** BEGIN Records for this task **
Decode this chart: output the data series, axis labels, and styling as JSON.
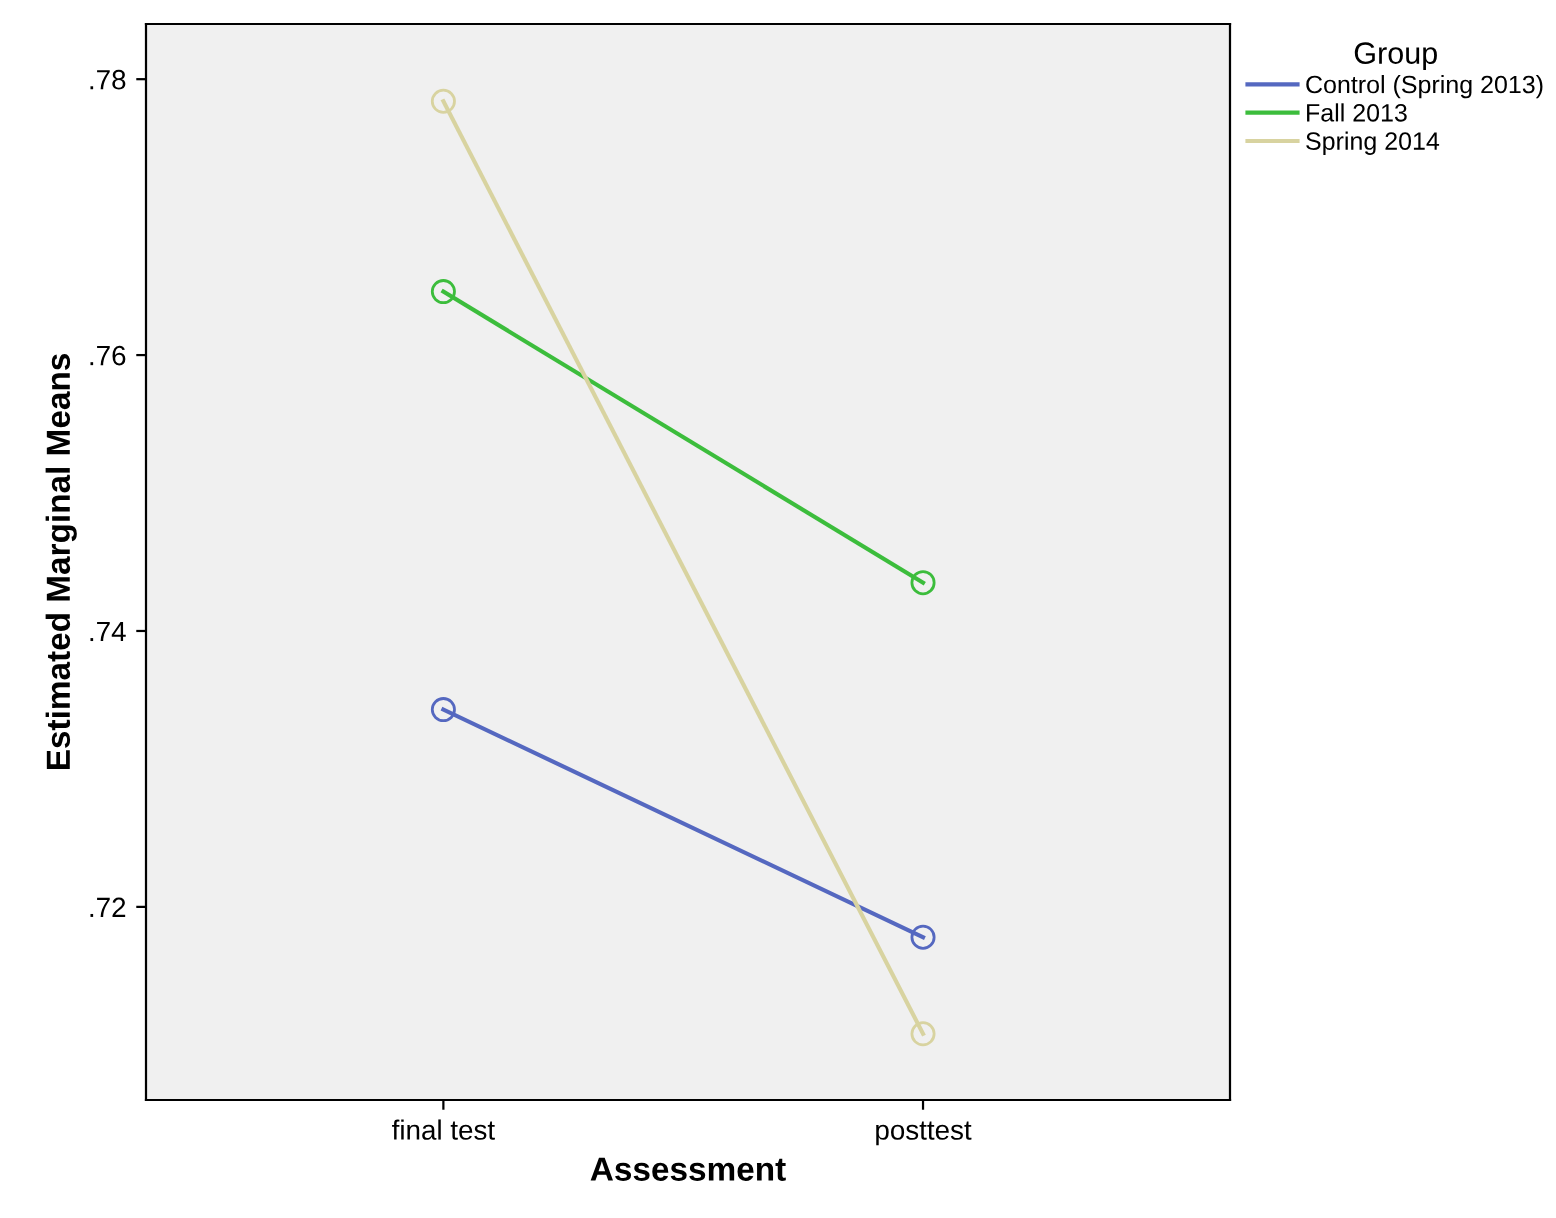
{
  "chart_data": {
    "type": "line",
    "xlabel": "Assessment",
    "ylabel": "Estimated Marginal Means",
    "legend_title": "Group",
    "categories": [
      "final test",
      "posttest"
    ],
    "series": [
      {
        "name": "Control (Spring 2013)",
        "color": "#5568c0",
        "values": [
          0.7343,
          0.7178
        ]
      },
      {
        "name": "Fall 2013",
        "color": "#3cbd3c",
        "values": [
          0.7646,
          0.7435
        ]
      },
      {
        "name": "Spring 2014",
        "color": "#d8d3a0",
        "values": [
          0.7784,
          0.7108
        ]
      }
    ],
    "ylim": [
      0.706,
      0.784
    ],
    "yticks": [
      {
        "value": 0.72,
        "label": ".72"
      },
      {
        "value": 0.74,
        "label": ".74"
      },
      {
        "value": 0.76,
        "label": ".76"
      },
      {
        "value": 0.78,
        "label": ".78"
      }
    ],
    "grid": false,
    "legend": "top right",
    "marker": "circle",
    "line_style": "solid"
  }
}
** END Records for this task **
■ **Exercise**
Reproduce each line exactly, please, except for any pictures.

■ **Response for this exercise**
Decode this chart: output the data series, axis labels, and styling as JSON.
{
  "chart_data": {
    "type": "line",
    "xlabel": "Assessment",
    "ylabel": "Estimated Marginal Means",
    "legend_title": "Group",
    "categories": [
      "final test",
      "posttest"
    ],
    "series": [
      {
        "name": "Control (Spring 2013)",
        "color": "#5568c0",
        "values": [
          0.7343,
          0.7178
        ]
      },
      {
        "name": "Fall 2013",
        "color": "#3cbd3c",
        "values": [
          0.7646,
          0.7435
        ]
      },
      {
        "name": "Spring 2014",
        "color": "#d8d3a0",
        "values": [
          0.7784,
          0.7108
        ]
      }
    ],
    "ylim": [
      0.706,
      0.784
    ],
    "yticks": [
      {
        "value": 0.72,
        "label": ".72"
      },
      {
        "value": 0.74,
        "label": ".74"
      },
      {
        "value": 0.76,
        "label": ".76"
      },
      {
        "value": 0.78,
        "label": ".78"
      }
    ],
    "grid": false,
    "legend": "top right",
    "marker": "circle",
    "line_style": "solid"
  }
}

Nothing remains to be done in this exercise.